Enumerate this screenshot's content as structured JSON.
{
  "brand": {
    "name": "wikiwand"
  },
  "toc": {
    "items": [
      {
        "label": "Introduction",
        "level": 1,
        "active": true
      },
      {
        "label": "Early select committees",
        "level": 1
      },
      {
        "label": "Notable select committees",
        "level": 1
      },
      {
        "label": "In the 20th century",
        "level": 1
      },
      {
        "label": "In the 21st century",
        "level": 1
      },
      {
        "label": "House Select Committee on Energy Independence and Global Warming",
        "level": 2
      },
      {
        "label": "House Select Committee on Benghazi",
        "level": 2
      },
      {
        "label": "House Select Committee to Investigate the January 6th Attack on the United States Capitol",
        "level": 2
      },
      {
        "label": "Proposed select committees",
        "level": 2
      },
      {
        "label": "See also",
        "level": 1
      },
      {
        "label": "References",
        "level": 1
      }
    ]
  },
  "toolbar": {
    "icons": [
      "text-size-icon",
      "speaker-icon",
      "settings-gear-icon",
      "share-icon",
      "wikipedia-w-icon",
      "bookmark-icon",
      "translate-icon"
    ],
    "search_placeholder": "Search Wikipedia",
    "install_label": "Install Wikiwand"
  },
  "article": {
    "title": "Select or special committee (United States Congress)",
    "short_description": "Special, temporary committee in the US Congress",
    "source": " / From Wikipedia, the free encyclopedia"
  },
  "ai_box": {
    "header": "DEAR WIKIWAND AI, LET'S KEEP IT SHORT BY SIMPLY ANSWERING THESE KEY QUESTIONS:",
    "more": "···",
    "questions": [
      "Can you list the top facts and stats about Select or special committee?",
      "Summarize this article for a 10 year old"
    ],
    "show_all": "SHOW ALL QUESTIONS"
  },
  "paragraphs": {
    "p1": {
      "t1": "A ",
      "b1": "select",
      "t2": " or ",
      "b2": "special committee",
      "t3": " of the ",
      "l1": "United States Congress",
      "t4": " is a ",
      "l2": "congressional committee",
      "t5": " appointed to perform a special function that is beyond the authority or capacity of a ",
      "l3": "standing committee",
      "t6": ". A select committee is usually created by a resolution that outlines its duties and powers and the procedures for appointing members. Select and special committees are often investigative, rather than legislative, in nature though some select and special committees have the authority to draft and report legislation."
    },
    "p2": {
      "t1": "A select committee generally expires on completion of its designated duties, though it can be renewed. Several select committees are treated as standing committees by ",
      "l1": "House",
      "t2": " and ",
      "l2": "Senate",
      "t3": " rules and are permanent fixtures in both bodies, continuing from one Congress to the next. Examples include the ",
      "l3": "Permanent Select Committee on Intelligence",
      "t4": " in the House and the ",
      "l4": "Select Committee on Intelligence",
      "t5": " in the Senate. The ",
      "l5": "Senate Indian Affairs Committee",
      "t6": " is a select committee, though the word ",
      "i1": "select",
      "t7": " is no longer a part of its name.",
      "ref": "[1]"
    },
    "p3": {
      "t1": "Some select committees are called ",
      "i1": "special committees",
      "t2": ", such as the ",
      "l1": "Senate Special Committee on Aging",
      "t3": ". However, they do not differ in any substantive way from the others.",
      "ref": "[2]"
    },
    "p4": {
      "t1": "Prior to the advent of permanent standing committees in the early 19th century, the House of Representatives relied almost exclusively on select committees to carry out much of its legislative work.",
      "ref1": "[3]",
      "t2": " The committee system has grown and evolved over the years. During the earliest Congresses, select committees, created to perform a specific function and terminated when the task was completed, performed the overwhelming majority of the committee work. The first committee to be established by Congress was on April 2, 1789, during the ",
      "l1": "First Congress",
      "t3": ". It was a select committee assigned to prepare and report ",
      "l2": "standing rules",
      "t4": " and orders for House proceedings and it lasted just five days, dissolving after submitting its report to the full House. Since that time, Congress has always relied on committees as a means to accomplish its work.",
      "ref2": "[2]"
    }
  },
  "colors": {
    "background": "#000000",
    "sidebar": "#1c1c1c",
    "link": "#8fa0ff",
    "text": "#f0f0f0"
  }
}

**WORK INSTRUCTIONS:** Reproduce the full listing word for word.

**THE REPLY:**
Enumerate this screenshot's content as structured JSON.
{
  "brand": {
    "name": "wikiwand"
  },
  "toc": {
    "items": [
      {
        "label": "Introduction",
        "level": 1,
        "active": true
      },
      {
        "label": "Early select committees",
        "level": 1
      },
      {
        "label": "Notable select committees",
        "level": 1
      },
      {
        "label": "In the 20th century",
        "level": 1
      },
      {
        "label": "In the 21st century",
        "level": 1
      },
      {
        "label": "House Select Committee on Energy Independence and Global Warming",
        "level": 2
      },
      {
        "label": "House Select Committee on Benghazi",
        "level": 2
      },
      {
        "label": "House Select Committee to Investigate the January 6th Attack on the United States Capitol",
        "level": 2
      },
      {
        "label": "Proposed select committees",
        "level": 2
      },
      {
        "label": "See also",
        "level": 1
      },
      {
        "label": "References",
        "level": 1
      }
    ]
  },
  "toolbar": {
    "icons": [
      "text-size-icon",
      "speaker-icon",
      "settings-gear-icon",
      "share-icon",
      "wikipedia-w-icon",
      "bookmark-icon",
      "translate-icon"
    ],
    "search_placeholder": "Search Wikipedia",
    "install_label": "Install Wikiwand"
  },
  "article": {
    "title": "Select or special committee (United States Congress)",
    "short_description": "Special, temporary committee in the US Congress",
    "source": " / From Wikipedia, the free encyclopedia"
  },
  "ai_box": {
    "header": "DEAR WIKIWAND AI, LET'S KEEP IT SHORT BY SIMPLY ANSWERING THESE KEY QUESTIONS:",
    "more": "···",
    "questions": [
      "Can you list the top facts and stats about Select or special committee?",
      "Summarize this article for a 10 year old"
    ],
    "show_all": "SHOW ALL QUESTIONS"
  },
  "paragraphs": {
    "p1": {
      "t1": "A ",
      "b1": "select",
      "t2": " or ",
      "b2": "special committee",
      "t3": " of the ",
      "l1": "United States Congress",
      "t4": " is a ",
      "l2": "congressional committee",
      "t5": " appointed to perform a special function that is beyond the authority or capacity of a ",
      "l3": "standing committee",
      "t6": ". A select committee is usually created by a resolution that outlines its duties and powers and the procedures for appointing members. Select and special committees are often investigative, rather than legislative, in nature though some select and special committees have the authority to draft and report legislation."
    },
    "p2": {
      "t1": "A select committee generally expires on completion of its designated duties, though it can be renewed. Several select committees are treated as standing committees by ",
      "l1": "House",
      "t2": " and ",
      "l2": "Senate",
      "t3": " rules and are permanent fixtures in both bodies, continuing from one Congress to the next. Examples include the ",
      "l3": "Permanent Select Committee on Intelligence",
      "t4": " in the House and the ",
      "l4": "Select Committee on Intelligence",
      "t5": " in the Senate. The ",
      "l5": "Senate Indian Affairs Committee",
      "t6": " is a select committee, though the word ",
      "i1": "select",
      "t7": " is no longer a part of its name.",
      "ref": "[1]"
    },
    "p3": {
      "t1": "Some select committees are called ",
      "i1": "special committees",
      "t2": ", such as the ",
      "l1": "Senate Special Committee on Aging",
      "t3": ". However, they do not differ in any substantive way from the others.",
      "ref": "[2]"
    },
    "p4": {
      "t1": "Prior to the advent of permanent standing committees in the early 19th century, the House of Representatives relied almost exclusively on select committees to carry out much of its legislative work.",
      "ref1": "[3]",
      "t2": " The committee system has grown and evolved over the years. During the earliest Congresses, select committees, created to perform a specific function and terminated when the task was completed, performed the overwhelming majority of the committee work. The first committee to be established by Congress was on April 2, 1789, during the ",
      "l1": "First Congress",
      "t3": ". It was a select committee assigned to prepare and report ",
      "l2": "standing rules",
      "t4": " and orders for House proceedings and it lasted just five days, dissolving after submitting its report to the full House. Since that time, Congress has always relied on committees as a means to accomplish its work.",
      "ref2": "[2]"
    }
  },
  "colors": {
    "background": "#000000",
    "sidebar": "#1c1c1c",
    "link": "#8fa0ff",
    "text": "#f0f0f0"
  }
}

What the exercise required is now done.